__Data shown__
— START —
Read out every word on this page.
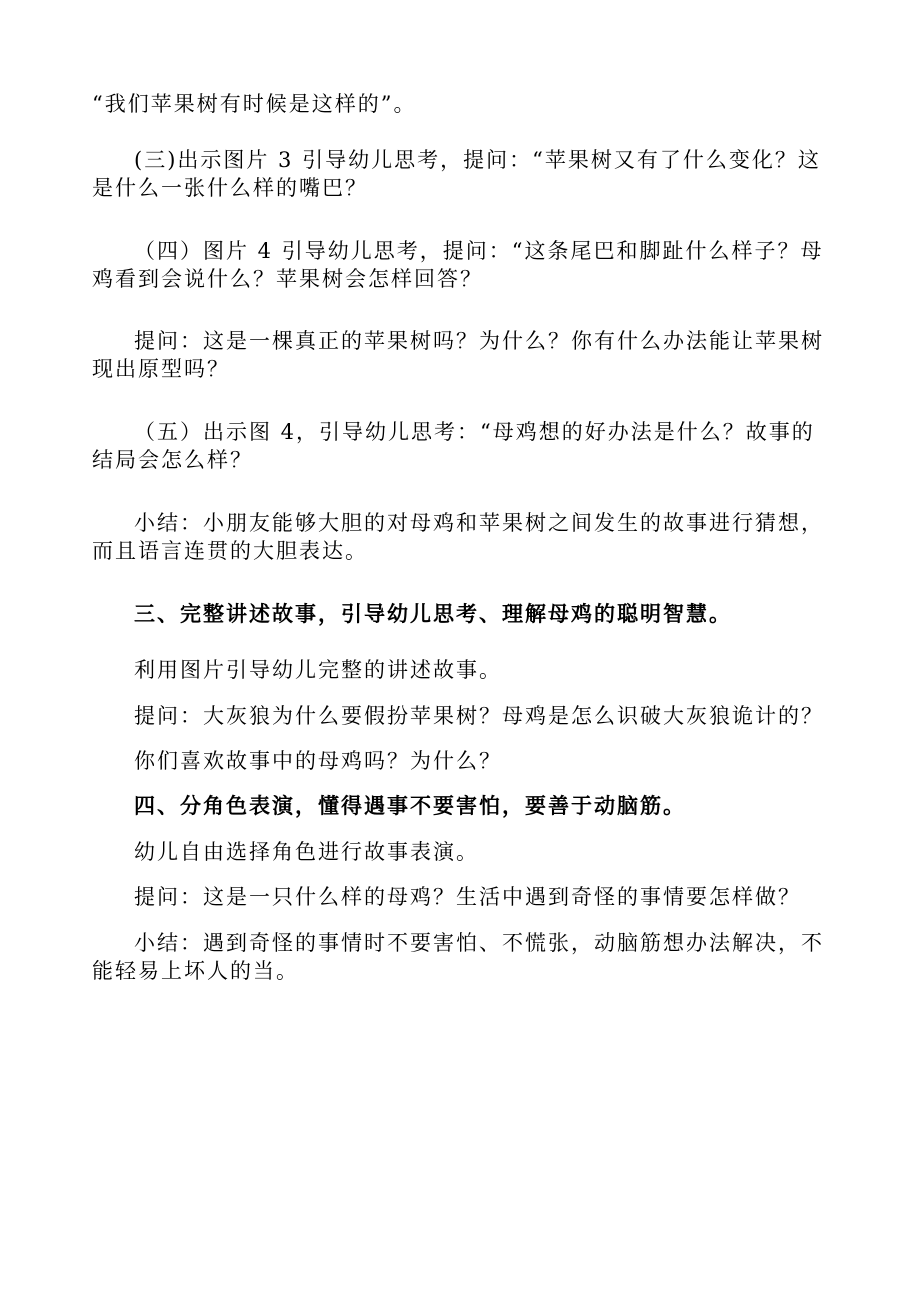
“我们苹果树有时候是这样的”。

(三)出示图片 3 引导幼儿思考，提问：“苹果树又有了什么变化？这是什么一张什么样的嘴巴？

（四）图片 4 引导幼儿思考，提问：“这条尾巴和脚趾什么样子？母鸡看到会说什么？苹果树会怎样回答？

提问：这是一棵真正的苹果树吗？为什么？你有什么办法能让苹果树现出原型吗？

（五）出示图 4，引导幼儿思考：“母鸡想的好办法是什么？故事的结局会怎么样？

小结：小朋友能够大胆的对母鸡和苹果树之间发生的故事进行猜想，而且语言连贯的大胆表达。

三、完整讲述故事，引导幼儿思考、理解母鸡的聪明智慧。

利用图片引导幼儿完整的讲述故事。

提问：大灰狼为什么要假扮苹果树？母鸡是怎么识破大灰狼诡计的？

你们喜欢故事中的母鸡吗？为什么？

四、分角色表演，懂得遇事不要害怕，要善于动脑筋。

幼儿自由选择角色进行故事表演。

提问：这是一只什么样的母鸡？生活中遇到奇怪的事情要怎样做？

小结：遇到奇怪的事情时不要害怕、不慌张，动脑筋想办法解决，不能轻易上坏人的当。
— END —
__Short exercise__
Make an exact copy of the records above, with the pictures left out.

__Exercise output__
Read out every word on this page.
“我们苹果树有时候是这样的”。

(三)出示图片 3 引导幼儿思考，提问：“苹果树又有了什么变化？这是什么一张什么样的嘴巴？

（四）图片 4 引导幼儿思考，提问：“这条尾巴和脚趾什么样子？母鸡看到会说什么？苹果树会怎样回答？

提问：这是一棵真正的苹果树吗？为什么？你有什么办法能让苹果树现出原型吗？

（五）出示图 4，引导幼儿思考：“母鸡想的好办法是什么？故事的结局会怎么样？

小结：小朋友能够大胆的对母鸡和苹果树之间发生的故事进行猜想，而且语言连贯的大胆表达。

三、完整讲述故事，引导幼儿思考、理解母鸡的聪明智慧。

利用图片引导幼儿完整的讲述故事。

提问：大灰狼为什么要假扮苹果树？母鸡是怎么识破大灰狼诡计的？

你们喜欢故事中的母鸡吗？为什么？

四、分角色表演，懂得遇事不要害怕，要善于动脑筋。

幼儿自由选择角色进行故事表演。

提问：这是一只什么样的母鸡？生活中遇到奇怪的事情要怎样做？

小结：遇到奇怪的事情时不要害怕、不慌张，动脑筋想办法解决，不能轻易上坏人的当。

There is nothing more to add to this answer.